Excerpted text:

┌────────

Use the `run` method to start the server::

    ...
    s = Server(host='localhost', processes=processes, config_file=config_file)
    s.run()
    ...

To make the server visible from another computer, replace ``localhost`` with ``0.0.0.0``.

Automated process documentation
===============================

A :class:`Process` can be automatically documented with `Sphinx`_ using the
`autoprocess` directive. The :class:`Process` object is instantiated and its
content examined to create, behind the scenes, a docstring in the Numpy format. This
lets developers embed the documentation directly in the code instead of having to
describe each process manually. For example::

  .. autoprocess:: pywps.tests.DocExampleProcess
     :docstring:
     :skiplines: 1

would yield

.. autoprocess:: pywps.tests.DocExampleProcess
   :docstring:
   :skiplines: 1

The :option:`docstring` option fetches the :class:`Process` docstring and appends it after the
Reference section. The first lines of this docstring can be skipped using the
:option:`skiplines` option.

└────────

Extracted entries:
┌────────

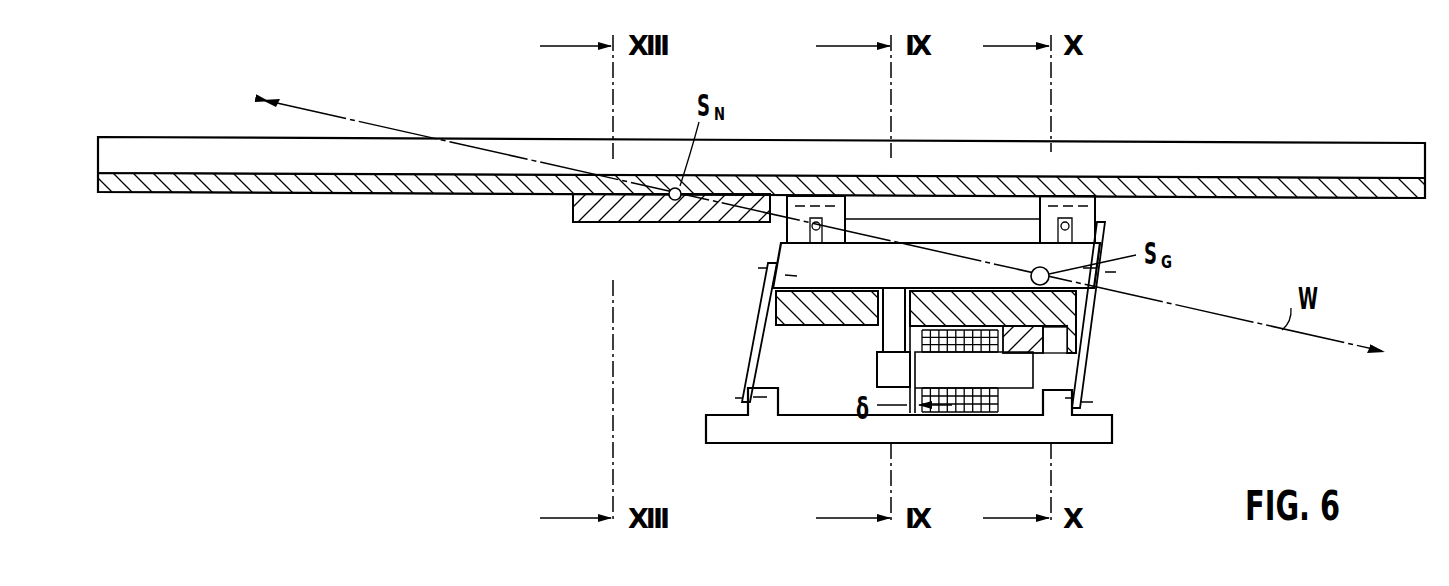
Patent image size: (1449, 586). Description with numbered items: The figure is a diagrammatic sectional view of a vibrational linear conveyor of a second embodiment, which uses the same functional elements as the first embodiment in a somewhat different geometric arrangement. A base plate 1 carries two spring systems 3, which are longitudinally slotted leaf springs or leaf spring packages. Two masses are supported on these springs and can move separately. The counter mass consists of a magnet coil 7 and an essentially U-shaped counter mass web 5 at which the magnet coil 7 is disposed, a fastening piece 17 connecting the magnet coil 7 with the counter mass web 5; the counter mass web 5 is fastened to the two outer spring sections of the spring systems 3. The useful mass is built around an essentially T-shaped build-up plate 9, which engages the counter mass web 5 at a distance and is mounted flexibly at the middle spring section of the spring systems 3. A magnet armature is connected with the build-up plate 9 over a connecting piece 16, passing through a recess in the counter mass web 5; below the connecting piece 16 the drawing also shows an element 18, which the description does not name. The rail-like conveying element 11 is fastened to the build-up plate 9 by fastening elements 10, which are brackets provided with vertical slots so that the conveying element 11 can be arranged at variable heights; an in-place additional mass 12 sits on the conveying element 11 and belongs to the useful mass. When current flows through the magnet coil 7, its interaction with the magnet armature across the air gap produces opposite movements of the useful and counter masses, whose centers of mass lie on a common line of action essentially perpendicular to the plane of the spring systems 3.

The base plate 1 is at (1086, 443).
The spring systems 3 is at (757, 320).
The counter mass web 5 is at (835, 326).
The magnet coil 7 is at (975, 380).
The build-up plate 9 is at (791, 262).
The fastening elements 10 is at (833, 210).
The conveying element 11 is at (1262, 150).
The additional mass 12 is at (597, 224).
The connecting piece 16 is at (888, 334).
The fastening piece 17 is at (1050, 357).
The stop 18 is at (879, 373).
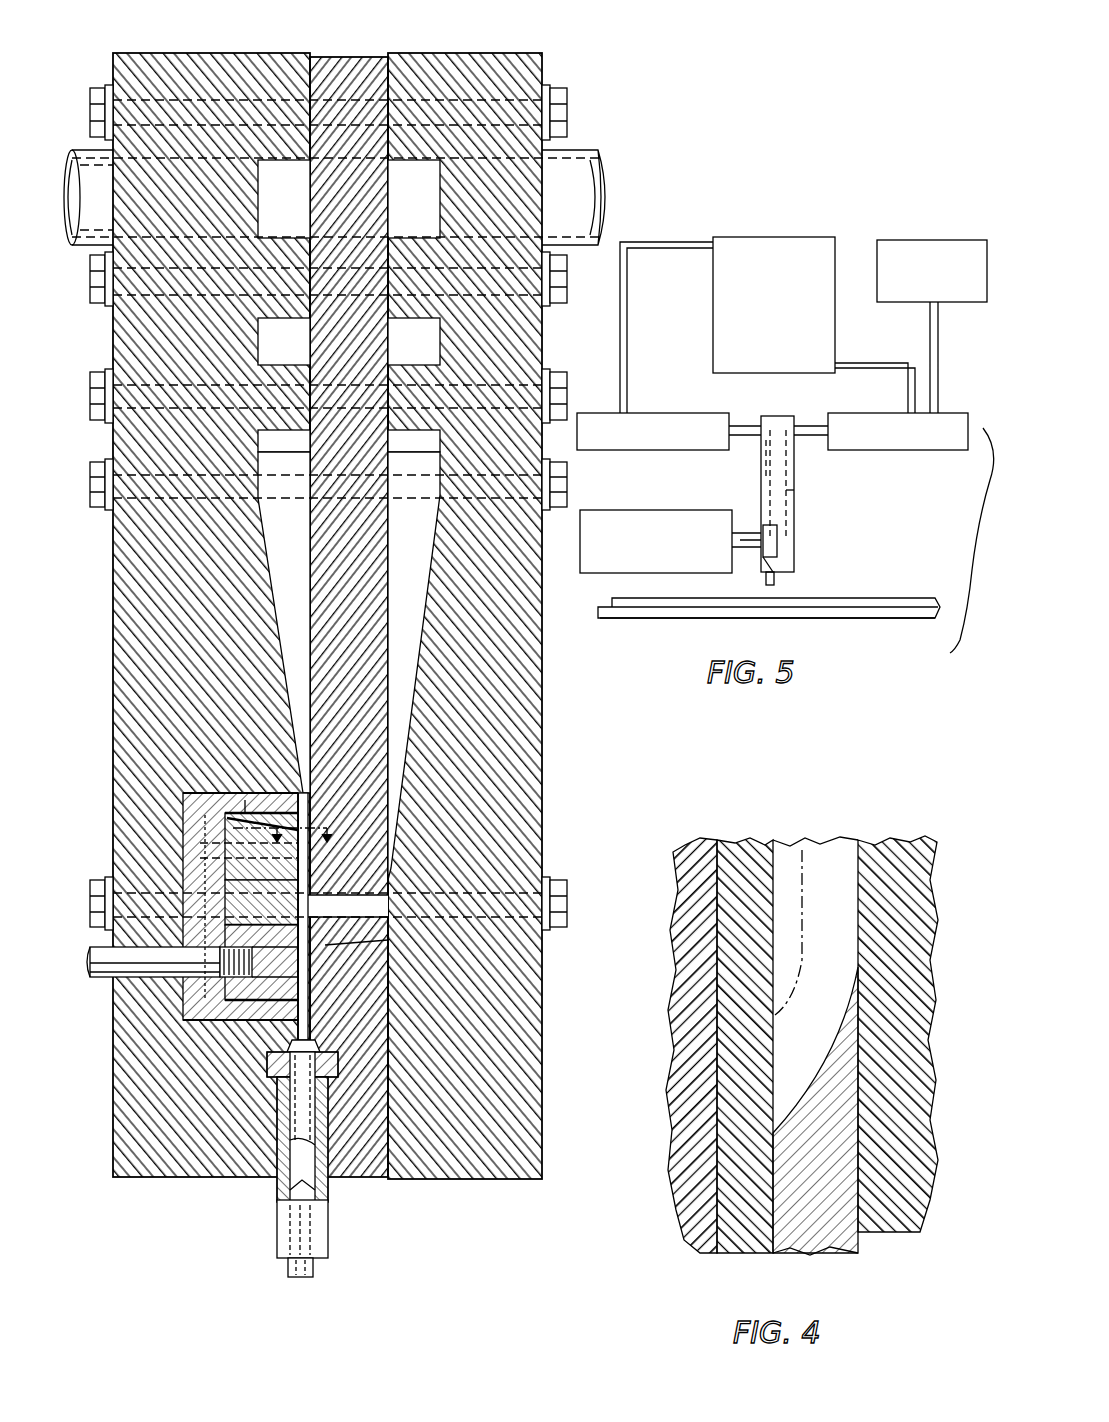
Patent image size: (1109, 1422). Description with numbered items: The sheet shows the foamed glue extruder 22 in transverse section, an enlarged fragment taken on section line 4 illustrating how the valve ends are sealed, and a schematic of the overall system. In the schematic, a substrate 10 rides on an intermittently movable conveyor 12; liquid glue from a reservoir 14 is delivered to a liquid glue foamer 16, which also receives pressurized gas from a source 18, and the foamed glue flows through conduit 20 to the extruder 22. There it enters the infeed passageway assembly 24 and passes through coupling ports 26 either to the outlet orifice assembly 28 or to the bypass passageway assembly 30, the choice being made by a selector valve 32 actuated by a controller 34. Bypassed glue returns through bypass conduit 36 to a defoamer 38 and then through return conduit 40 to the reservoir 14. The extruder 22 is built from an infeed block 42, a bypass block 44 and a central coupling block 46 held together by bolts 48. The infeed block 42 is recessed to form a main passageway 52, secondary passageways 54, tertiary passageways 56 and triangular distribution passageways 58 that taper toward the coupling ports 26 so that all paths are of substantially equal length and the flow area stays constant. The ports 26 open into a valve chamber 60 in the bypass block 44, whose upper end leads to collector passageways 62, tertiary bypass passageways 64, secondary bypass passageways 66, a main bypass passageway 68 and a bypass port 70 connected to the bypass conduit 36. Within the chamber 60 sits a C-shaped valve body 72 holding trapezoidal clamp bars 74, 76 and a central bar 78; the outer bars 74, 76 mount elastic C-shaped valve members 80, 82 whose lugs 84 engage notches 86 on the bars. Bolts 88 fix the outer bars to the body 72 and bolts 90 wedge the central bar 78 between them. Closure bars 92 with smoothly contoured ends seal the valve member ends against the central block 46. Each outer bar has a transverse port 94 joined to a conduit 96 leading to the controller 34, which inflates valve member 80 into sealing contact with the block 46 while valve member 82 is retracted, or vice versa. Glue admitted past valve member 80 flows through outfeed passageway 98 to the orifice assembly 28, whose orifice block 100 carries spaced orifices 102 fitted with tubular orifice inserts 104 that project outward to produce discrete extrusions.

In FIG. 1, the section line 4— 4 is at (289, 829).
In FIG. 5, the substrate 10 is at (885, 598).
In FIG. 5, the conveyor 12 is at (885, 618).
In FIG. 5, the reservoir 14 is at (785, 237).
In FIG. 5, the liquid glue foamer 16 is at (852, 413).
In FIG. 5, the source of gas supply 18 is at (930, 240).
In FIG. 1, the conduit 20 is at (585, 170).
In FIG. 5, the conduit 20 is at (812, 440).
In FIG. 5, the extruder 22 is at (770, 416).
In FIG. 5, the infeed passageway assembly 24 is at (790, 490).
In FIG. 1, the coupling ports 26 is at (330, 940).
In FIG. 5, the coupling ports 26 is at (780, 540).
In FIG. 1, the outlet orifice assembly 28 is at (375, 1260).
In FIG. 5, the outlet orifice assembly 28 is at (775, 583).
In FIG. 5, the bypass passageway assembly 30 is at (768, 478).
In FIG. 5, the selector valve 32 is at (760, 565).
In FIG. 5, the controller 34 is at (648, 510).
In FIG. 1, the bypass conduit 36 is at (95, 175).
In FIG. 5, the bypass conduit 36 is at (745, 440).
In FIG. 5, the defoamer 38 is at (666, 412).
In FIG. 5, the return conduit 40 is at (628, 300).
In FIG. 1, the infeed block 42 is at (500, 53).
In FIG. 1, the bypass block 44 is at (250, 53).
In FIG. 1, the central coupling block 46 is at (345, 70).
In FIG. 4, the central coupling block 46 is at (898, 895).
In FIG. 1, the bolts 48 is at (557, 928).
In FIG. 1, the main passageway 52 is at (426, 210).
In FIG. 1, the secondary passageway 54 is at (426, 354).
In FIG. 1, the tertiary passageway 56 is at (420, 451).
In FIG. 1, the distribution passageway 58 is at (424, 534).
In FIG. 1, the valve chamber 60 is at (310, 808).
In FIG. 4, the valve chamber 60 is at (823, 870).
In FIG. 1, the collector passageways 62 is at (300, 534).
In FIG. 1, the tertiary bypass passageways 64 is at (290, 451).
In FIG. 1, the secondary bypass passageways 66 is at (296, 354).
In FIG. 1, the main bypass passageway 68 is at (296, 210).
In FIG. 1, the bypass port 70 is at (125, 213).
In FIG. 1, the valve body 72 is at (210, 1005).
In FIG. 1, the clamp bar 74 is at (290, 1000).
In FIG. 1, the clamp bar 76 is at (290, 866).
In FIG. 4, the clamp bar 76 is at (705, 872).
In FIG. 1, the central clamp bar 78 is at (265, 930).
In FIG. 1, the valve member 80 is at (278, 1065).
In FIG. 1, the valve member 82 is at (265, 810).
In FIG. 4, the valve member 82 is at (745, 865).
In FIG. 1, the lugs 84 is at (225, 985).
In FIG. 1, the notches 86 is at (228, 1022).
In FIG. 1, the bolts 88 is at (205, 810).
In FIG. 1, the bolts 90 is at (195, 957).
In FIG. 4, the closure bars 92 is at (815, 1205).
In FIG. 1, the transverse port 94 is at (280, 980).
In FIG. 1, the conduit 96 is at (110, 980).
In FIG. 5, the conduit 96 is at (760, 532).
In FIG. 1, the outfeed passageway 98 is at (310, 1045).
In FIG. 1, the orifice block 100 is at (280, 1245).
In FIG. 1, the orifices 102 is at (290, 1185).
In FIG. 1, the tubular orifice inserts 104 is at (290, 1278).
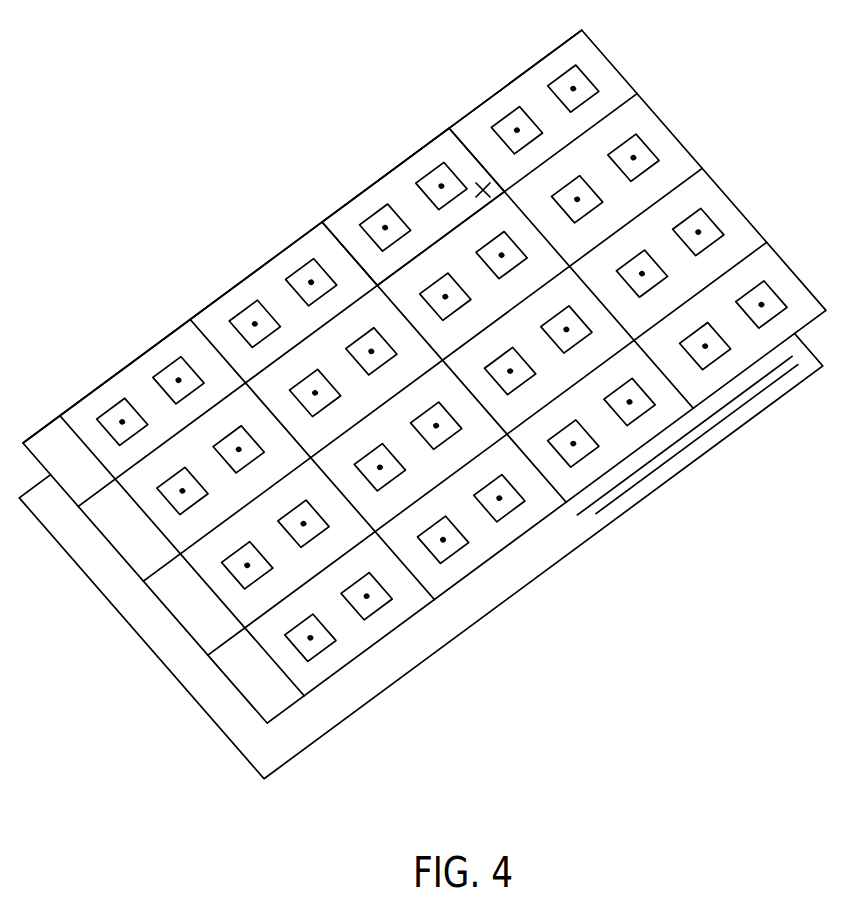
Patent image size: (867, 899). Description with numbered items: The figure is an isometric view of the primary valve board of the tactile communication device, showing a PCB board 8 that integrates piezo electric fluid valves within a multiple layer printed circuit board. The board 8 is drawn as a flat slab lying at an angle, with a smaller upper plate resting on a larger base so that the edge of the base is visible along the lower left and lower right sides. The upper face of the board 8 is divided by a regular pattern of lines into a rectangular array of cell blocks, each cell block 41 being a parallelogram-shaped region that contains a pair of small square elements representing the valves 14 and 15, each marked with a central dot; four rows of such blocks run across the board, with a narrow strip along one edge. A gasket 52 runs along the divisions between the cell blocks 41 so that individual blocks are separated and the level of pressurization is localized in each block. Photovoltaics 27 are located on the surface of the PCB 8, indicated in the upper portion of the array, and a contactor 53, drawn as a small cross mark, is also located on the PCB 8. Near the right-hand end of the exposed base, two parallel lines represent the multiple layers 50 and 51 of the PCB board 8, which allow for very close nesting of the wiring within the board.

The PCB board 8 is at (230, 723).
The valve 14 is at (282, 250).
The valve 15 is at (242, 313).
The photovoltaics 27 is at (397, 182).
The cell block 41 is at (382, 628).
The layer 50 is at (587, 512).
The layer 51 is at (613, 510).
The gasket 52 is at (390, 273).
The contactor 53 is at (482, 182).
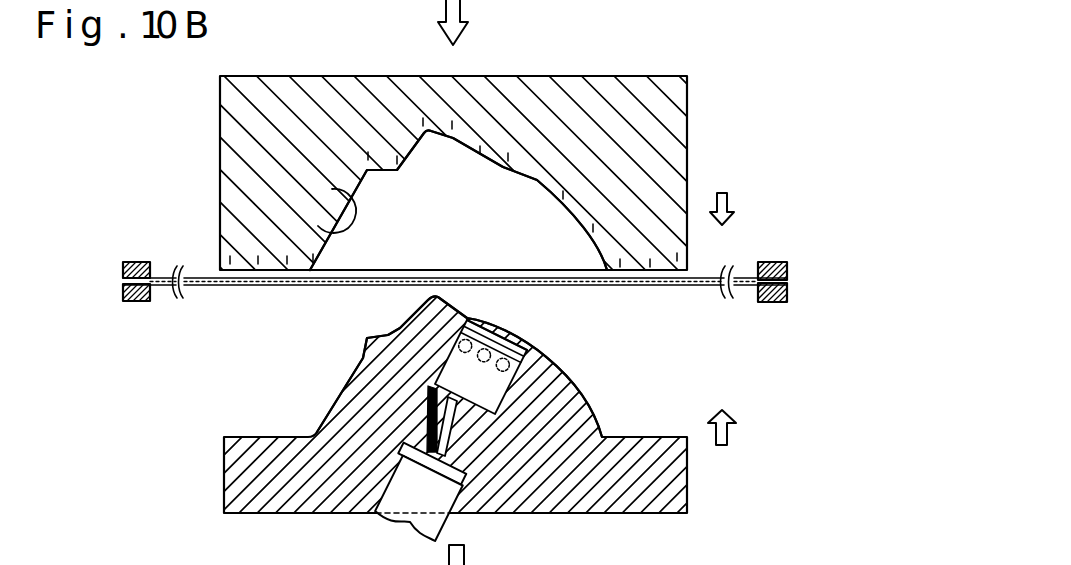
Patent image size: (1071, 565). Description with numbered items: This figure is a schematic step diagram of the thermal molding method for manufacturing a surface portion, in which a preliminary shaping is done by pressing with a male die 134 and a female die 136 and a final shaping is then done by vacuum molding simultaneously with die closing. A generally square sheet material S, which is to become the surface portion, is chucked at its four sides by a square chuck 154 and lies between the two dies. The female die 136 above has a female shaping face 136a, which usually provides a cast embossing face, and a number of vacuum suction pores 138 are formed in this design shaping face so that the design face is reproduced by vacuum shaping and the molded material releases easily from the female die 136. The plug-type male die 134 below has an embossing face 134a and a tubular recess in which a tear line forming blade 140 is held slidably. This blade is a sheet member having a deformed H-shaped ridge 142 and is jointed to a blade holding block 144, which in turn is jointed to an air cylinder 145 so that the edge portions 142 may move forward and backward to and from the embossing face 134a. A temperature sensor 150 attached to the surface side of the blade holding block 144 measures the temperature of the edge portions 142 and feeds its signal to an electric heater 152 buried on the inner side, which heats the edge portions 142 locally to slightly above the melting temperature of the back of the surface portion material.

The male die 134 is at (687, 476).
The embossing face of the male die 134a is at (347, 383).
The female die 136 is at (668, 147).
The female shaping face 136a is at (318, 226).
The vacuum suction pores 138 is at (537, 180).
The tear line forming blade 140 is at (515, 348).
The ridge (edge portions) 142 is at (500, 325).
The blade holding block 144 is at (497, 398).
The air cylinder 145 is at (437, 493).
The temperature sensor 150 is at (490, 320).
The electric heater 152 is at (520, 368).
The chuck (clamp) 154 is at (132, 262).
The sheet material S is at (682, 284).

└────────

Tasks to complete:
a: Answer from the excerpt on running a PyWPS server and documenting processes:
(i) What should replace ``localhost`` so the server can be reached from another computer?
(ii) In what format is the docstring that gets built behind the scenes?
(iii) Which option lets the first lines of the docstring be skipped?
b: Extend the text on running a PyWPS server and documenting processes by writing what comes after its final sentence.
The material plays no part in what is asked here.

Results in order:
a:
(i) ``0.0.0.0``
(ii) The Numpy format
(iii) The `skiplines` option

b:
To use the `autoprocess` directive, first add `'sphinx.ext.napoleon'` and
`'pywps.ext_autodoc'` to the list of extensions in the Sphinx configuration file
:file:`conf.py`. Then, insert `autoprocess` directives in your documentation
source files, just as you would use an `autoclass` directive, and build the
documentation.

Note that for input and output parameters, the `title` is displayed only if no `abstract`
is defined. In other words, if both `title` and `abstract` are given, only the `abstract`
will be included in the documentation to avoid redundancy.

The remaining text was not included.